**Task requirements:**
Would you extract the whole listing below and retype it exactly?

**Dataset items:**
----
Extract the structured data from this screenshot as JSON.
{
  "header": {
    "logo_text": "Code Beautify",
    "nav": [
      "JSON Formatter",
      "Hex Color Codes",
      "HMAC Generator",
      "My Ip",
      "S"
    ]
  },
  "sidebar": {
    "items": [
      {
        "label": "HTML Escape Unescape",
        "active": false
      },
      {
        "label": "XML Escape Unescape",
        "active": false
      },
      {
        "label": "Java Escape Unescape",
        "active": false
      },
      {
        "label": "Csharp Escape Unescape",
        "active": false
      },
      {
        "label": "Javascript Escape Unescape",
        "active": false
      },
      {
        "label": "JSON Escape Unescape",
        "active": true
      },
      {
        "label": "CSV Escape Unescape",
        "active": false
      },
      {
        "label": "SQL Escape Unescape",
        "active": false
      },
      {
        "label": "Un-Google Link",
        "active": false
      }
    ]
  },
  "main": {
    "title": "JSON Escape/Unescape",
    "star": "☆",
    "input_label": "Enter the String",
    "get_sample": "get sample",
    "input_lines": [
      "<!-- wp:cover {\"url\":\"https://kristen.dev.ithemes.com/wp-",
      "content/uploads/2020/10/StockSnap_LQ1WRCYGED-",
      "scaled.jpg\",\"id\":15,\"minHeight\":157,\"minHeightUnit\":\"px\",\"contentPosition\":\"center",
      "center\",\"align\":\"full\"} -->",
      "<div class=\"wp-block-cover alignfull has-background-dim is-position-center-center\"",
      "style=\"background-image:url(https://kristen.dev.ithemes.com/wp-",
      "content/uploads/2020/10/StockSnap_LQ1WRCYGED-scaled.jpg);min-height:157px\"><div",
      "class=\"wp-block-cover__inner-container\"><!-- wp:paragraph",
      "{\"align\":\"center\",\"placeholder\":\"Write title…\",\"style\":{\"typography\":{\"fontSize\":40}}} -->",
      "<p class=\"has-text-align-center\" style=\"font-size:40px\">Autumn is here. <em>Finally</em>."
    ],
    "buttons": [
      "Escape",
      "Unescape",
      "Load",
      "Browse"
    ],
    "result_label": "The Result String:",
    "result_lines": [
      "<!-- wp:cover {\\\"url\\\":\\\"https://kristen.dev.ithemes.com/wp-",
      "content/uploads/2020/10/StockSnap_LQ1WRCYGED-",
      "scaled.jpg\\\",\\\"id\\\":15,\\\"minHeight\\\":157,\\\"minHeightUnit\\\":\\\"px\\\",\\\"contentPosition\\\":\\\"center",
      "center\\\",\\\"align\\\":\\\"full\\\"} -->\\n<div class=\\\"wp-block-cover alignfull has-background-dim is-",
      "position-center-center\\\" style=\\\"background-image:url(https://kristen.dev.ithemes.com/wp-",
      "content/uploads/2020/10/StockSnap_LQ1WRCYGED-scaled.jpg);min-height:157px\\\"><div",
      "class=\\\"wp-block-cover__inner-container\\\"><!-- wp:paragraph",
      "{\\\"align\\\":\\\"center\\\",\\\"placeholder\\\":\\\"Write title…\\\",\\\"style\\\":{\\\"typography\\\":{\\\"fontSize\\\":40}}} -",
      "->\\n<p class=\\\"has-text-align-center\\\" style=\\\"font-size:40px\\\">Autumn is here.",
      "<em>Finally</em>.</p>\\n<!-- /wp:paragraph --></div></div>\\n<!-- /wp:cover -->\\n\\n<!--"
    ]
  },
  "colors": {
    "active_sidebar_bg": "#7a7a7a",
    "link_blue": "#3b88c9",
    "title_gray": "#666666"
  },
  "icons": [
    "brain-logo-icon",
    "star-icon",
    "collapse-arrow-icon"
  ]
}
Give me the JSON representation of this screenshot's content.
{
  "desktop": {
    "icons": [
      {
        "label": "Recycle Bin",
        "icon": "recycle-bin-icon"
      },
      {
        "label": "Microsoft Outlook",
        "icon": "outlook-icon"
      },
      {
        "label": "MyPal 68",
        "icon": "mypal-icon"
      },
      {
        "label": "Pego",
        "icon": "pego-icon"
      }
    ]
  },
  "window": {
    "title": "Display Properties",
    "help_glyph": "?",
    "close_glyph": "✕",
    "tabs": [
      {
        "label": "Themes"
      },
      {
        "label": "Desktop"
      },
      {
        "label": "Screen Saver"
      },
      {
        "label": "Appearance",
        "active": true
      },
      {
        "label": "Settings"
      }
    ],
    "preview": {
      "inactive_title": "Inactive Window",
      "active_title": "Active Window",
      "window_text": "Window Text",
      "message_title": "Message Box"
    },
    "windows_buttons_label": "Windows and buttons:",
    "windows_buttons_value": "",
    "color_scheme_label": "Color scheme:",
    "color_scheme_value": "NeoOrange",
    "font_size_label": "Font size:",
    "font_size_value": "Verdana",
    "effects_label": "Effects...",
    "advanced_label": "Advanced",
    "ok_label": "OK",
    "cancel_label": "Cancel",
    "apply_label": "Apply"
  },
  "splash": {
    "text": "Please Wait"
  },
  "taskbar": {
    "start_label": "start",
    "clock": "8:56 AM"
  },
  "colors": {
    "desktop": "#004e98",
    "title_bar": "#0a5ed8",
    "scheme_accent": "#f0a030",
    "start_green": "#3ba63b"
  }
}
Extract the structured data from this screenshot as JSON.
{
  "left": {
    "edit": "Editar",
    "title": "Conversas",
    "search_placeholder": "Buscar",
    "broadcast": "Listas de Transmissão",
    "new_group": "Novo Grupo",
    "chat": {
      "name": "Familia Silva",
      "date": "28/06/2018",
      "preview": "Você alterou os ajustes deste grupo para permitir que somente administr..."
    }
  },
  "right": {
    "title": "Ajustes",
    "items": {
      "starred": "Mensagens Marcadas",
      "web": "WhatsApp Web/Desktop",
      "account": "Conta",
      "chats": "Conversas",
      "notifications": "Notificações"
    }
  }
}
----
**Output for this task:**
Extract the structured data from this screenshot as JSON.
{
  "header": {
    "logo_text": "Code Beautify",
    "nav": [
      "JSON Formatter",
      "Hex Color Codes",
      "HMAC Generator",
      "My Ip",
      "S"
    ]
  },
  "sidebar": {
    "items": [
      {
        "label": "HTML Escape Unescape",
        "active": false
      },
      {
        "label": "XML Escape Unescape",
        "active": false
      },
      {
        "label": "Java Escape Unescape",
        "active": false
      },
      {
        "label": "Csharp Escape Unescape",
        "active": false
      },
      {
        "label": "Javascript Escape Unescape",
        "active": false
      },
      {
        "label": "JSON Escape Unescape",
        "active": true
      },
      {
        "label": "CSV Escape Unescape",
        "active": false
      },
      {
        "label": "SQL Escape Unescape",
        "active": false
      },
      {
        "label": "Un-Google Link",
        "active": false
      }
    ]
  },
  "main": {
    "title": "JSON Escape/Unescape",
    "star": "☆",
    "input_label": "Enter the String",
    "get_sample": "get sample",
    "input_lines": [
      "<!-- wp:cover {\"url\":\"https://kristen.dev.ithemes.com/wp-",
      "content/uploads/2020/10/StockSnap_LQ1WRCYGED-",
      "scaled.jpg\",\"id\":15,\"minHeight\":157,\"minHeightUnit\":\"px\",\"contentPosition\":\"center",
      "center\",\"align\":\"full\"} -->",
      "<div class=\"wp-block-cover alignfull has-background-dim is-position-center-center\"",
      "style=\"background-image:url(https://kristen.dev.ithemes.com/wp-",
      "content/uploads/2020/10/StockSnap_LQ1WRCYGED-scaled.jpg);min-height:157px\"><div",
      "class=\"wp-block-cover__inner-container\"><!-- wp:paragraph",
      "{\"align\":\"center\",\"placeholder\":\"Write title…\",\"style\":{\"typography\":{\"fontSize\":40}}} -->",
      "<p class=\"has-text-align-center\" style=\"font-size:40px\">Autumn is here. <em>Finally</em>."
    ],
    "buttons": [
      "Escape",
      "Unescape",
      "Load",
      "Browse"
    ],
    "result_label": "The Result String:",
    "result_lines": [
      "<!-- wp:cover {\\\"url\\\":\\\"https://kristen.dev.ithemes.com/wp-",
      "content/uploads/2020/10/StockSnap_LQ1WRCYGED-",
      "scaled.jpg\\\",\\\"id\\\":15,\\\"minHeight\\\":157,\\\"minHeightUnit\\\":\\\"px\\\",\\\"contentPosition\\\":\\\"center",
      "center\\\",\\\"align\\\":\\\"full\\\"} -->\\n<div class=\\\"wp-block-cover alignfull has-background-dim is-",
      "position-center-center\\\" style=\\\"background-image:url(https://kristen.dev.ithemes.com/wp-",
      "content/uploads/2020/10/StockSnap_LQ1WRCYGED-scaled.jpg);min-height:157px\\\"><div",
      "class=\\\"wp-block-cover__inner-container\\\"><!-- wp:paragraph",
      "{\\\"align\\\":\\\"center\\\",\\\"placeholder\\\":\\\"Write title…\\\",\\\"style\\\":{\\\"typography\\\":{\\\"fontSize\\\":40}}} -",
      "->\\n<p class=\\\"has-text-align-center\\\" style=\\\"font-size:40px\\\">Autumn is here.",
      "<em>Finally</em>.</p>\\n<!-- /wp:paragraph --></div></div>\\n<!-- /wp:cover -->\\n\\n<!--"
    ]
  },
  "colors": {
    "active_sidebar_bg": "#7a7a7a",
    "link_blue": "#3b88c9",
    "title_gray": "#666666"
  },
  "icons": [
    "brain-logo-icon",
    "star-icon",
    "collapse-arrow-icon"
  ]
}
Give me the JSON representation of this screenshot's content.
{
  "desktop": {
    "icons": [
      {
        "label": "Recycle Bin",
        "icon": "recycle-bin-icon"
      },
      {
        "label": "Microsoft Outlook",
        "icon": "outlook-icon"
      },
      {
        "label": "MyPal 68",
        "icon": "mypal-icon"
      },
      {
        "label": "Pego",
        "icon": "pego-icon"
      }
    ]
  },
  "window": {
    "title": "Display Properties",
    "help_glyph": "?",
    "close_glyph": "✕",
    "tabs": [
      {
        "label": "Themes"
      },
      {
        "label": "Desktop"
      },
      {
        "label": "Screen Saver"
      },
      {
        "label": "Appearance",
        "active": true
      },
      {
        "label": "Settings"
      }
    ],
    "preview": {
      "inactive_title": "Inactive Window",
      "active_title": "Active Window",
      "window_text": "Window Text",
      "message_title": "Message Box"
    },
    "windows_buttons_label": "Windows and buttons:",
    "windows_buttons_value": "",
    "color_scheme_label": "Color scheme:",
    "color_scheme_value": "NeoOrange",
    "font_size_label": "Font size:",
    "font_size_value": "Verdana",
    "effects_label": "Effects...",
    "advanced_label": "Advanced",
    "ok_label": "OK",
    "cancel_label": "Cancel",
    "apply_label": "Apply"
  },
  "splash": {
    "text": "Please Wait"
  },
  "taskbar": {
    "start_label": "start",
    "clock": "8:56 AM"
  },
  "colors": {
    "desktop": "#004e98",
    "title_bar": "#0a5ed8",
    "scheme_accent": "#f0a030",
    "start_green": "#3ba63b"
  }
}
Extract the structured data from this screenshot as JSON.
{
  "left": {
    "edit": "Editar",
    "title": "Conversas",
    "search_placeholder": "Buscar",
    "broadcast": "Listas de Transmissão",
    "new_group": "Novo Grupo",
    "chat": {
      "name": "Familia Silva",
      "date": "28/06/2018",
      "preview": "Você alterou os ajustes deste grupo para permitir que somente administr..."
    }
  },
  "right": {
    "title": "Ajustes",
    "items": {
      "starred": "Mensagens Marcadas",
      "web": "WhatsApp Web/Desktop",
      "account": "Conta",
      "chats": "Conversas",
      "notifications": "Notificações"
    }
  }
}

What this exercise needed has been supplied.